*YOUR TASK:* Render these lines of the data as a numbered list, skipping any blank lines. Begin at the line that contains "diamond-bullet-icon: ❖ [80, 290, 102, 305]" and stop after the line that contains "bullet-1-line-2: ,Aortic dissection)".

-- begin RECORDS SUPPLIED --

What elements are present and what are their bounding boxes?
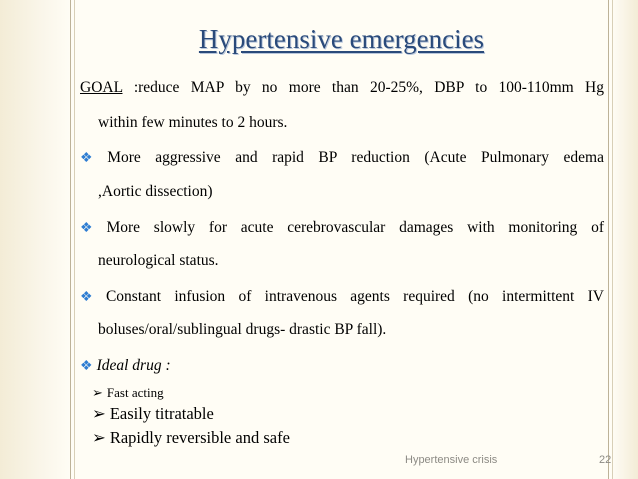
diamond-bullet-icon: ❖ [80, 290, 102, 305]
footer-title: Hypertensive crisis [405, 454, 498, 466]
goal-text: :reduce MAP by no more than 20-25%, DBP to 100-110mm Hg [122, 79, 604, 96]
bullet-4-text: Ideal drug : [96, 357, 171, 374]
sub-bullet-2-text: Easily titratable [109, 404, 214, 423]
goal-line-1 [80, 78, 604, 98]
diamond-bullet-icon: ❖ [80, 151, 104, 166]
slide-left-border [0, 0, 71, 479]
sub-bullet-3 [92, 428, 616, 448]
bullet-4 [80, 356, 604, 377]
diamond-bullet-icon: ❖ [80, 359, 93, 374]
arrow-bullet-icon: ➢ [92, 385, 103, 400]
goal-label: GOAL [80, 79, 123, 96]
page-number: 22 [599, 454, 612, 466]
sub-bullet-2 [92, 404, 616, 424]
arrow-bullet-icon: ➢ [92, 428, 106, 447]
bullet-2-line-1 [80, 218, 604, 239]
bullet-1-line-1 [80, 148, 604, 169]
bullet-1-line-2: ,Aortic dissection) [98, 183, 213, 200]
sub-bullet-1-text: Fast acting [106, 385, 164, 400]
sub-bullet-3-text: Rapidly reversible and safe [109, 428, 290, 447]
goal-line-2: within few minutes to 2 hours. [98, 114, 288, 131]
slide-title: Hypertensive emergencies [198, 24, 485, 54]
bullet-3-line-2: boluses/oral/sublingual drugs- drastic BP fall). [98, 321, 387, 338]
diamond-bullet-icon: ❖ [80, 221, 103, 236]
left-divider-inner [74, 0, 75, 479]
bullet-3-line-1 [80, 287, 604, 308]
bullet-1-text: More aggressive and rapid BP reduction (Acute Pulmonary edema [107, 149, 604, 166]
bullet-3-text: Constant infusion of intravenous agents required (no intermittent IV [105, 288, 604, 305]
bullet-2-text: More slowly for acute cerebrovascular damages with monitoring of [106, 219, 604, 236]
left-divider [70, 0, 71, 479]
arrow-bullet-icon: ➢ [92, 404, 106, 423]
sub-bullet-1 [92, 383, 616, 403]
bullet-2-line-2: neurological status. [98, 252, 219, 269]
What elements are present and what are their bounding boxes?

-- end RECORDS SUPPLIED --

*RESPONSE TO THIS EXERCISE:*
1. diamond-bullet-icon: ❖ [80, 290, 102, 305]
2. footer-title: Hypertensive crisis [405, 454, 498, 466]
3. goal-text: :reduce MAP by no more than 20-25%, DBP to 100-110mm Hg [122, 79, 604, 96]
4. bullet-4-text: Ideal drug : [96, 357, 171, 374]
5. sub-bullet-2-text: Easily titratable [109, 404, 214, 423]
6. goal-line-1 [80, 78, 604, 98]
7. diamond-bullet-icon: ❖ [80, 151, 104, 166]
8. slide-left-border [0, 0, 71, 479]
9. sub-bullet-3 [92, 428, 616, 448]
10. bullet-4 [80, 356, 604, 377]
11. diamond-bullet-icon: ❖ [80, 359, 93, 374]
12. arrow-bullet-icon: ➢ [92, 385, 103, 400]
13. goal-label: GOAL [80, 79, 123, 96]
14. page-number: 22 [599, 454, 612, 466]
15. sub-bullet-2 [92, 404, 616, 424]
16. arrow-bullet-icon: ➢ [92, 428, 106, 447]
17. bullet-2-line-1 [80, 218, 604, 239]
18. bullet-1-line-1 [80, 148, 604, 169]
19. bullet-1-line-2: ,Aortic dissection) [98, 183, 213, 200]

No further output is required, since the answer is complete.